-- start MATERIAL --

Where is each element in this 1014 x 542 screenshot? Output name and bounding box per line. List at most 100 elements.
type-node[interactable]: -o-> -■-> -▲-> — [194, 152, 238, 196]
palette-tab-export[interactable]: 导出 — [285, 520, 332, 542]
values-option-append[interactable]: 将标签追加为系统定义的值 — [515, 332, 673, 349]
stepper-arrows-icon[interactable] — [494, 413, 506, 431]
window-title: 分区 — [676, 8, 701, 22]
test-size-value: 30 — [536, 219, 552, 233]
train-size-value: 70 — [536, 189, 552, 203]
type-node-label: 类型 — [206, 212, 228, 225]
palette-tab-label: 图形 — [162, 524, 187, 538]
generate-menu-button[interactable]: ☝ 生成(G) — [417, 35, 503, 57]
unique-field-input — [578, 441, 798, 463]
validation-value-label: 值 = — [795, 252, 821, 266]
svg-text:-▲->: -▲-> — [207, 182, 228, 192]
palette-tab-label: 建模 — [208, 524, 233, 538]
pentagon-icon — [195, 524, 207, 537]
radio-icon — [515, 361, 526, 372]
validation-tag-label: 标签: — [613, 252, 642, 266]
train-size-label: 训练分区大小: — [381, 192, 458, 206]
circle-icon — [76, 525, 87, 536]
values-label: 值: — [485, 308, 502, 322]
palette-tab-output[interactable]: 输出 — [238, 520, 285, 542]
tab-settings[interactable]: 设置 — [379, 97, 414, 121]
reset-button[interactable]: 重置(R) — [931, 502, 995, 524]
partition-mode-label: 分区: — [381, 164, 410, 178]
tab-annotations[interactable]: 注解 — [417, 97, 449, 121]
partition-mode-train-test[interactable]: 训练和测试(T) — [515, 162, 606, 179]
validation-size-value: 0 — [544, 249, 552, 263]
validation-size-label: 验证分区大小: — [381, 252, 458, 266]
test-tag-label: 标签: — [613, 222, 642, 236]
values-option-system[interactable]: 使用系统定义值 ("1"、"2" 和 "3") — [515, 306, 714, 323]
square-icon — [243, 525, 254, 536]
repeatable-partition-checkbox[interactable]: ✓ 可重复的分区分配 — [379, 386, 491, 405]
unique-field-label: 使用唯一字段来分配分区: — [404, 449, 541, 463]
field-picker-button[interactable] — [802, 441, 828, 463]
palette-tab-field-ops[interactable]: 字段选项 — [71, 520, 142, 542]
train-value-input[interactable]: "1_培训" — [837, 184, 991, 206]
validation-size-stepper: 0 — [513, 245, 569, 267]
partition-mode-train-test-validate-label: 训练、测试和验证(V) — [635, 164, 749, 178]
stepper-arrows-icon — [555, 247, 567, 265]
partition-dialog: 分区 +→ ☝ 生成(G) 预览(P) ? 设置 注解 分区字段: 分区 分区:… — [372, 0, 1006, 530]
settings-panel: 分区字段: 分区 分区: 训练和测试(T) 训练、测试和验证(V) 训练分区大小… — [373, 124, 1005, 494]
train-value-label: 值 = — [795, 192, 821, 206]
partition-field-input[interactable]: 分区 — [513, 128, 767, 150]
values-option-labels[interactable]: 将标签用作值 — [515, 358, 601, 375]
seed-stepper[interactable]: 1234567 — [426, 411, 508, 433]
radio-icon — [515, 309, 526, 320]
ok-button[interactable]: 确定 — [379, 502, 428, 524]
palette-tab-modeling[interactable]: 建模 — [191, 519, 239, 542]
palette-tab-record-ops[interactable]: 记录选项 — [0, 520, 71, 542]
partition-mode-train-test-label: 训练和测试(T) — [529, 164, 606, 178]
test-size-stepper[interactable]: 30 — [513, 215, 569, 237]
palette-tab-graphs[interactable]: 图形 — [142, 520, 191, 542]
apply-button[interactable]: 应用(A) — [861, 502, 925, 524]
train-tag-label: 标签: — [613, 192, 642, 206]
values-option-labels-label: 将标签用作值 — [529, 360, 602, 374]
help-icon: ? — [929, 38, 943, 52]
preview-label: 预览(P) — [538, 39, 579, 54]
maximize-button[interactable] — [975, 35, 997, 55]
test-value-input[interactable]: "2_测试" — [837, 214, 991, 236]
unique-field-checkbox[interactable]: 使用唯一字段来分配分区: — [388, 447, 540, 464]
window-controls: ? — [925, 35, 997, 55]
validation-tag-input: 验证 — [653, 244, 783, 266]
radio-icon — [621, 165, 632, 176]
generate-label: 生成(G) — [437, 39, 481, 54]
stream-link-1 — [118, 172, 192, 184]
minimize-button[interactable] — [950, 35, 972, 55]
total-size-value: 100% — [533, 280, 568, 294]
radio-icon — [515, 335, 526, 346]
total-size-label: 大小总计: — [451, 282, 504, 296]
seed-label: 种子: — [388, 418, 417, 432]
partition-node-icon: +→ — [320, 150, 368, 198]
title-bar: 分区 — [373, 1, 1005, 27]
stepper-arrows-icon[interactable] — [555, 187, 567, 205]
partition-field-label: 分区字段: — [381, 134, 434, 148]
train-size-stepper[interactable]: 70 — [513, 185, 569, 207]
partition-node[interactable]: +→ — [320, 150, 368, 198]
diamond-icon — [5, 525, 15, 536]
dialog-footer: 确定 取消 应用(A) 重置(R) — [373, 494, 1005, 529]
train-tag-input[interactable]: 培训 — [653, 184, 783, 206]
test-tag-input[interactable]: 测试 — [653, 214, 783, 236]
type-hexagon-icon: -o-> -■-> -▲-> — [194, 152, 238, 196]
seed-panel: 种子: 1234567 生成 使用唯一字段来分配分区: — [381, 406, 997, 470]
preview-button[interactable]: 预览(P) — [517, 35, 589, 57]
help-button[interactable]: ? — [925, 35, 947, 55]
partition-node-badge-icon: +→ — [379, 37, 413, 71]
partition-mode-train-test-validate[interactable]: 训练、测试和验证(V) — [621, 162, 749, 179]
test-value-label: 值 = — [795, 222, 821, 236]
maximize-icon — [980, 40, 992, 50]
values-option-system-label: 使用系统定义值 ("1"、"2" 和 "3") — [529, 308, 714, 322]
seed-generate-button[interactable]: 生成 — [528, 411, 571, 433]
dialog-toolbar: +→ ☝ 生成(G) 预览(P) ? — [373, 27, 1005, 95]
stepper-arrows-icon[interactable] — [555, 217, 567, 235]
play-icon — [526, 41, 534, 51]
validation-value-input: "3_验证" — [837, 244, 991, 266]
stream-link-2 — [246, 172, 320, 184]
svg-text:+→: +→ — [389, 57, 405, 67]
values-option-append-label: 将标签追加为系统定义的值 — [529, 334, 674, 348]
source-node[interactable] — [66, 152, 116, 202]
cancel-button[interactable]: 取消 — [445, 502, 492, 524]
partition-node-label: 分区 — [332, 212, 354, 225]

-- end MATERIAL --

- _YOUR INSTRUCTIONS_: Filter the material above down to every line that contains the string "seed". Case matters when matching.

- _FINAL RESULT_:
seed-stepper[interactable]: 1234567 — [426, 411, 508, 433]
seed-label: 种子: — [388, 418, 417, 432]
seed-panel: 种子: 1234567 生成 使用唯一字段来分配分区: — [381, 406, 997, 470]
seed-generate-button[interactable]: 生成 — [528, 411, 571, 433]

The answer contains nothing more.